◆ **Task brief**:
Which lines in the material below contain the word "Capacitance"? Copy each of them.

◆ **Records provided**:
§ §
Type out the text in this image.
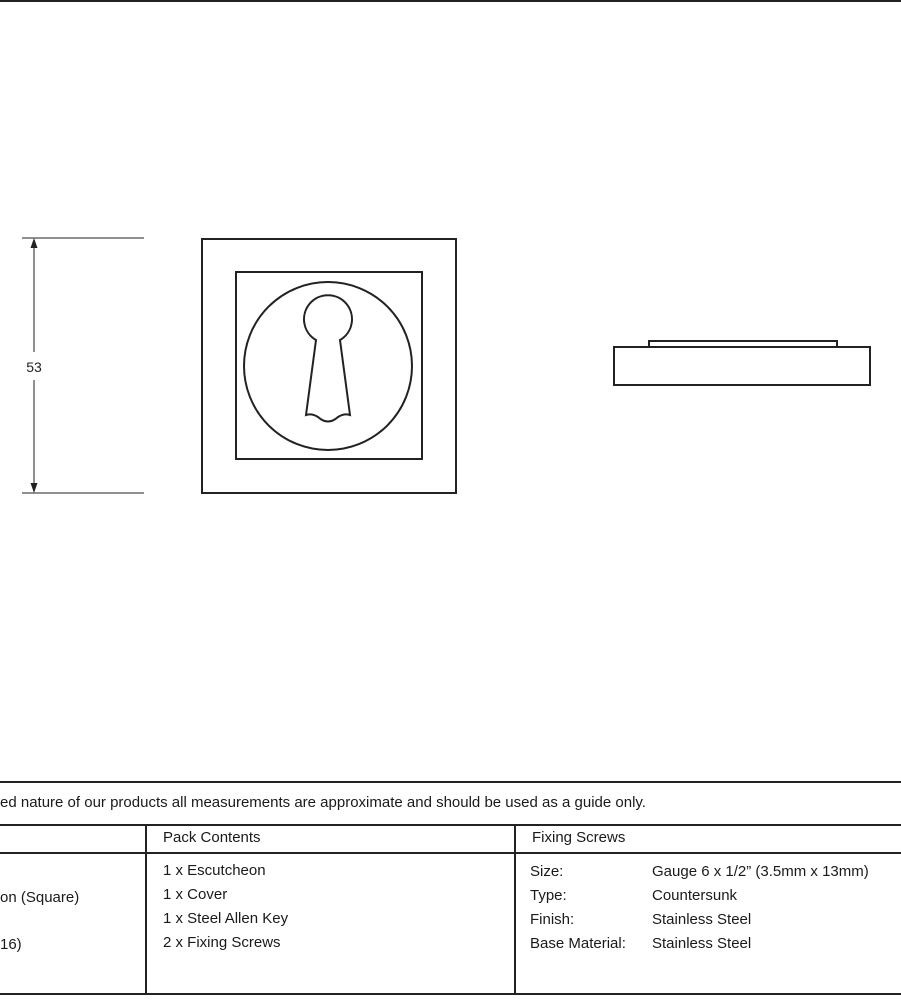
53
ed nature of our products all measurements are approximate and should be used as a guide only.
on (Square)
16)
Pack Contents
1 x Escutcheon
1 x Cover
1 x Steel Allen Key
2 x Fixing Screws
Fixing Screws
Size:	Gauge 6 x 1/2” (3.5mm x 13mm)
Type:	Countersunk
Finish:	Stainless Steel
Base Material: Stainless Steel
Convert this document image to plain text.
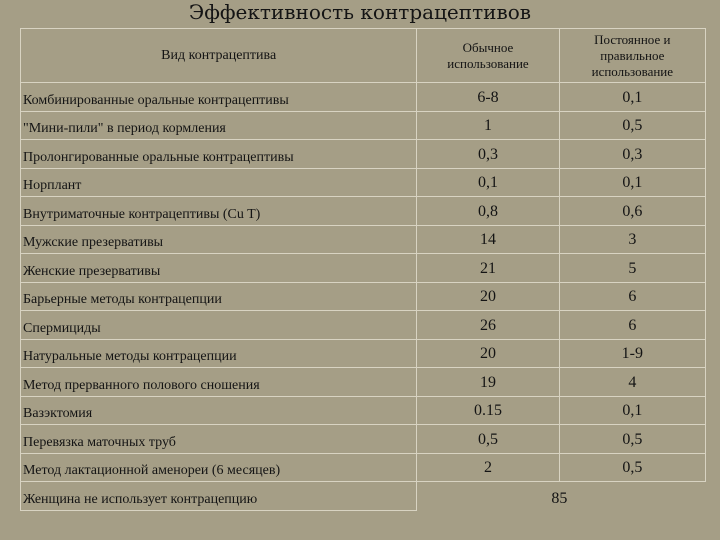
Эффективность контрацептивов
Вид контрацептива	Обычное использование	Постоянное и правильное использование
Комбинированные оральные контрацептивы	6-8	0,1
"Мини-пили" в период кормления	1	0,5
Пролонгированные оральные контрацептивы	0,3	0,3
Норплант	0,1	0,1
Внутриматочные контрацептивы (Cu T)	0,8	0,6
Мужские презервативы	14	3
Женские презервативы	21	5
Барьерные методы контрацепции	20	6
Спермициды	26	6
Натуральные методы контрацепции	20	1-9
Метод прерванного полового сношения	19	4
Вазэктомия	0.15	0,1
Перевязка маточных труб	0,5	0,5
Метод лактационной аменореи (6 месяцев)	2	0,5
Женщина не использует контрацепцию	85	
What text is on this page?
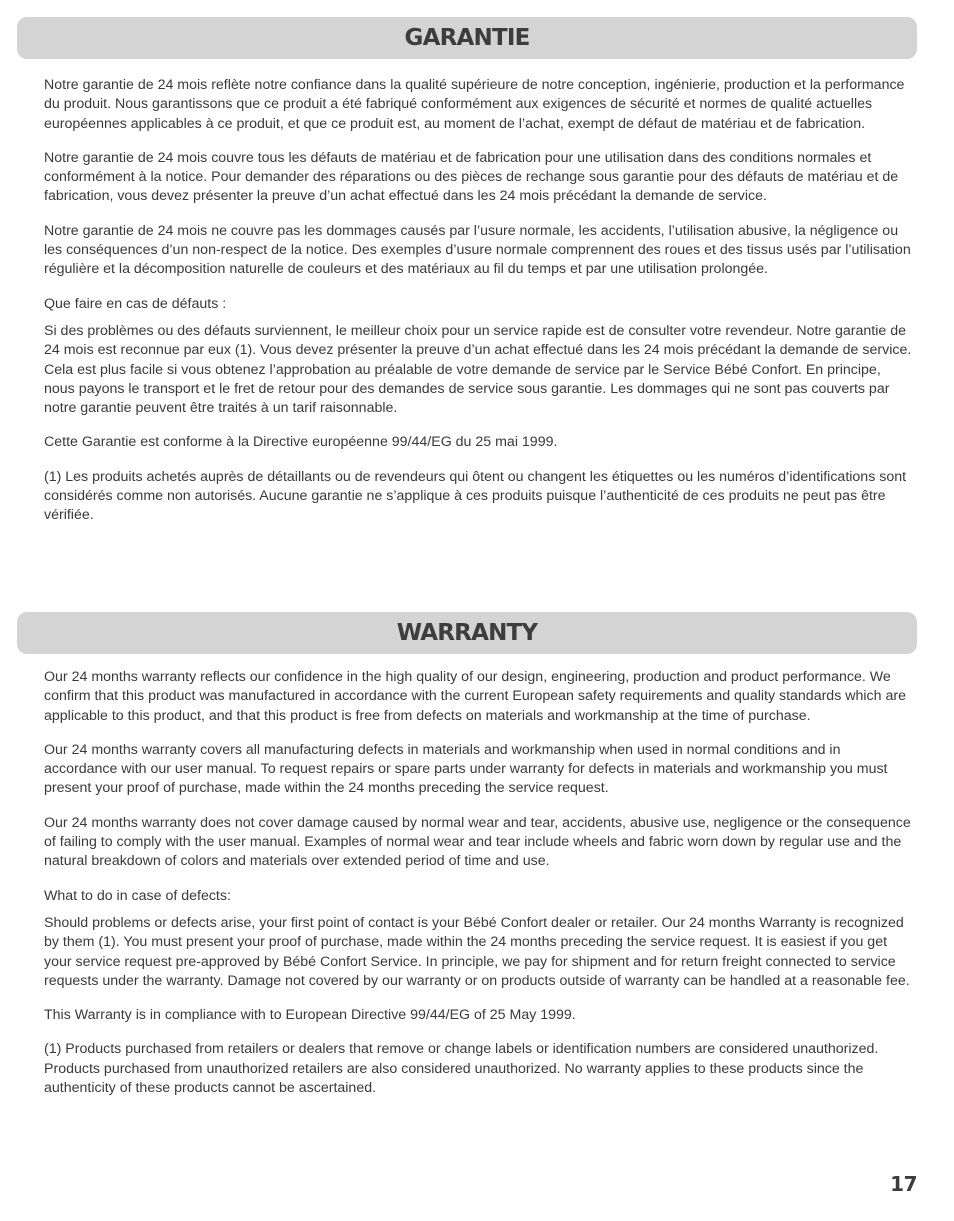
GARANTIE

Notre garantie de 24 mois reflète notre confiance dans la qualité supérieure de notre conception, ingénierie, production et la performance du produit. Nous garantissons que ce produit a été fabriqué conformément aux exigences de sécurité et normes de qualité actuelles européennes applicables à ce produit, et que ce produit est, au moment de l’achat, exempt de défaut de matériau et de fabrication.

Notre garantie de 24 mois couvre tous les défauts de matériau et de fabrication pour une utilisation dans des conditions normales et conformément à la notice. Pour demander des réparations ou des pièces de rechange sous garantie pour des défauts de matériau et de fabrication, vous devez présenter la preuve d’un achat effectué dans les 24 mois précédant la demande de service.

Notre garantie de 24 mois ne couvre pas les dommages causés par l’usure normale, les accidents, l’utilisation abusive, la négligence ou les conséquences d’un non-respect de la notice. Des exemples d’usure normale comprennent des roues et des tissus usés par l’utilisation régulière et la décomposition naturelle de couleurs et des matériaux au fil du temps et par une utilisation prolongée.

Que faire en cas de défauts :

Si des problèmes ou des défauts surviennent, le meilleur choix pour un service rapide est de consulter votre revendeur. Notre garantie de 24 mois est reconnue par eux (1). Vous devez présenter la preuve d’un achat effectué dans les 24 mois précédant la demande de service. Cela est plus facile si vous obtenez l’approbation au préalable de votre demande de service par le Service Bébé Confort. En principe, nous payons le transport et le fret de retour pour des demandes de service sous garantie. Les dommages qui ne sont pas couverts par notre garantie peuvent être traités à un tarif raisonnable.

Cette Garantie est conforme à la Directive européenne 99/44/EG du 25 mai 1999.

(1) Les produits achetés auprès de détaillants ou de revendeurs qui ôtent ou changent les étiquettes ou les numéros d’identifications sont considérés comme non autorisés. Aucune garantie ne s’applique à ces produits puisque l’authenticité de ces produits ne peut pas être vérifiée.

WARRANTY

Our 24 months warranty reflects our confidence in the high quality of our design, engineering, production and product performance. We confirm that this product was manufactured in accordance with the current European safety requirements and quality standards which are applicable to this product, and that this product is free from defects on materials and workmanship at the time of purchase.

Our 24 months warranty covers all manufacturing defects in materials and workmanship when used in normal conditions and in accordance with our user manual. To request repairs or spare parts under warranty for defects in materials and workmanship you must present your proof of purchase, made within the 24 months preceding the service request.

Our 24 months warranty does not cover damage caused by normal wear and tear, accidents, abusive use, negligence or the consequence of failing to comply with the user manual. Examples of normal wear and tear include wheels and fabric worn down by regular use and the natural breakdown of colors and materials over extended period of time and use.

What to do in case of defects:

Should problems or defects arise, your first point of contact is your Bébé Confort dealer or retailer. Our 24 months Warranty is recognized by them (1). You must present your proof of purchase, made within the 24 months preceding the service request. It is easiest if you get your service request pre-approved by Bébé Confort Service. In principle, we pay for shipment and for return freight connected to service requests under the warranty. Damage not covered by our warranty or on products outside of warranty can be handled at a reasonable fee.

This Warranty is in compliance with to European Directive 99/44/EG of 25 May 1999.

(1) Products purchased from retailers or dealers that remove or change labels or identification numbers are considered unauthorized. Products purchased from unauthorized retailers are also considered unauthorized. No warranty applies to these products since the authenticity of these products cannot be ascertained.

17
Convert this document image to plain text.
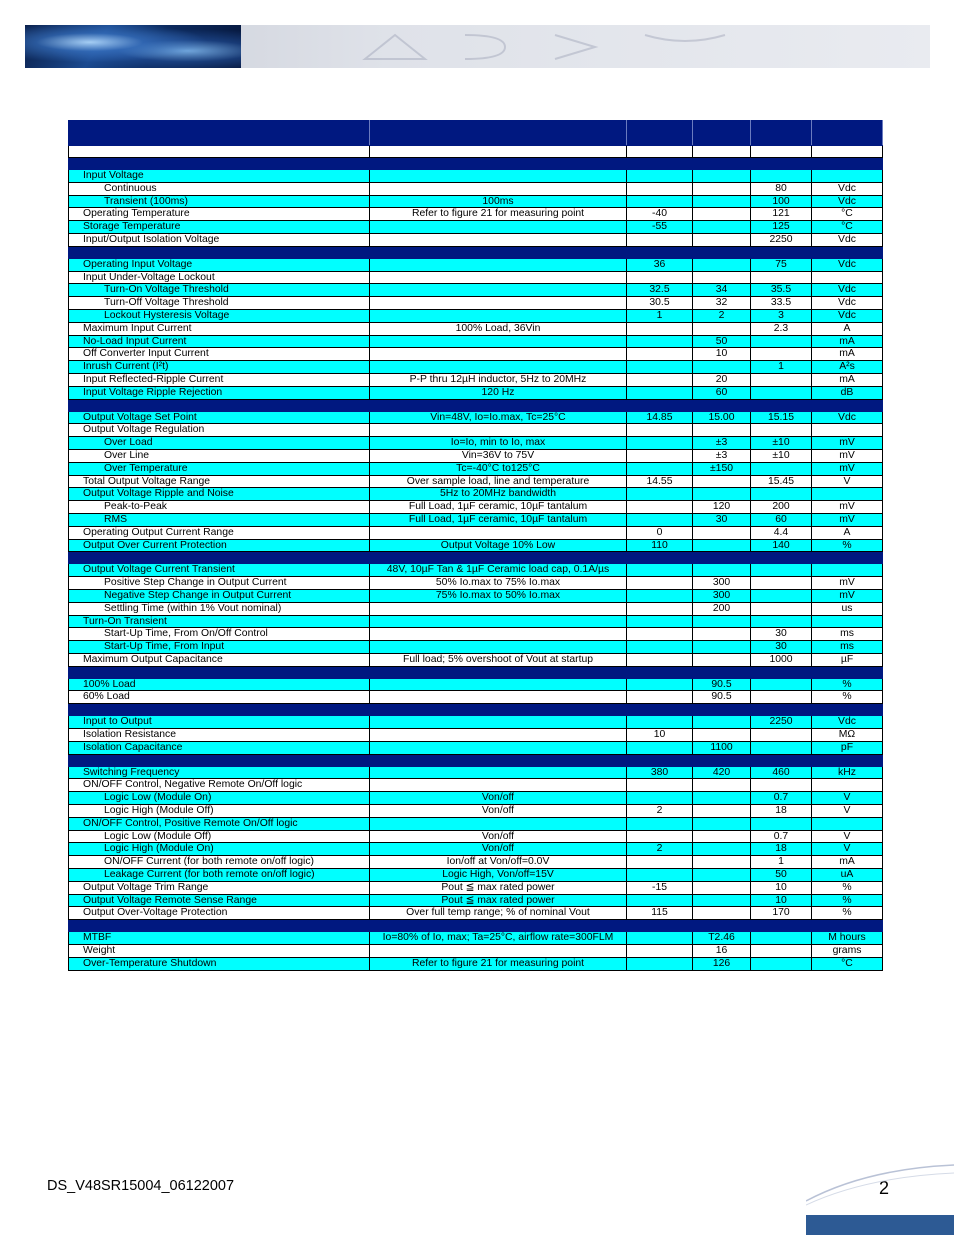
Input Voltage					
Continuous				80	Vdc
Transient (100ms)	100ms			100	Vdc
Operating Temperature	Refer to figure 21 for measuring point	-40		121	°C
Storage Temperature		-55		125	°C
Input/Output Isolation Voltage				2250	Vdc

Operating Input Voltage		36		75	Vdc
Input Under-Voltage Lockout					
Turn-On Voltage Threshold		32.5	34	35.5	Vdc
Turn-Off Voltage Threshold		30.5	32	33.5	Vdc
Lockout Hysteresis Voltage		1	2	3	Vdc
Maximum Input Current	100% Load, 36Vin			2.3	A
No-Load Input Current			50		mA
Off Converter Input Current			10		mA
Inrush Current (I²t)				1	A²s
Input Reflected-Ripple Current	P-P thru 12µH inductor, 5Hz to 20MHz		20		mA
Input Voltage Ripple Rejection	120 Hz		60		dB

Output Voltage Set Point	Vin=48V, Io=Io.max, Tc=25°C	14.85	15.00	15.15	Vdc
Output Voltage Regulation					
Over Load	Io=Io, min to Io, max		±3	±10	mV
Over Line	Vin=36V to 75V		±3	±10	mV
Over Temperature	Tc=-40°C to125°C		±150		mV
Total Output Voltage Range	Over sample load, line and temperature	14.55		15.45	V
Output Voltage Ripple and Noise	5Hz to 20MHz bandwidth				
Peak-to-Peak	Full Load, 1µF ceramic, 10µF tantalum		120	200	mV
RMS	Full Load, 1µF ceramic, 10µF tantalum		30	60	mV
Operating Output Current Range		0		4.4	A
Output Over Current Protection	Output Voltage 10% Low	110		140	%

Output Voltage Current Transient	48V, 10µF Tan & 1µF Ceramic load cap, 0.1A/µs				
Positive Step Change in Output Current	50% Io.max to 75% Io.max		300		mV
Negative Step Change in Output Current	75% Io.max to 50% Io.max		300		mV
Settling Time (within 1% Vout nominal)			200		us
Turn-On Transient					
Start-Up Time, From On/Off Control				30	ms
Start-Up Time, From Input				30	ms
Maximum Output Capacitance	Full load; 5% overshoot of Vout at startup			1000	µF

100% Load			90.5		%
60% Load			90.5		%

Input to Output				2250	Vdc
Isolation Resistance		10			MΩ
Isolation Capacitance			1100		pF

Switching Frequency		380	420	460	kHz
ON/OFF Control, Negative Remote On/Off logic					
Logic Low (Module On)	Von/off			0.7	V
Logic High (Module Off)	Von/off	2		18	V
ON/OFF Control, Positive Remote On/Off logic					
Logic Low (Module Off)	Von/off			0.7	V
Logic High (Module On)	Von/off	2		18	V
ON/OFF Current (for both remote on/off logic)	Ion/off at Von/off=0.0V			1	mA
Leakage Current (for both remote on/off logic)	Logic High, Von/off=15V			50	uA
Output Voltage Trim Range	Pout ≦ max rated power	-15		10	%
Output Voltage Remote Sense Range	Pout ≦ max rated power			10	%
Output Over-Voltage Protection	Over full temp range; % of nominal Vout	115		170	%

MTBF	Io=80% of Io, max; Ta=25°C, airflow rate=300FLM		T2.46		M hours
Weight			16		grams
Over-Temperature Shutdown	Refer to figure 21 for measuring point		126		°C
DS_V48SR15004_06122007	2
§ §
◆ **The answer**:
Maximum Output Capacitance	Full load; 5% overshoot of Vout at startup			1000	µF
Isolation Capacitance			1100		pF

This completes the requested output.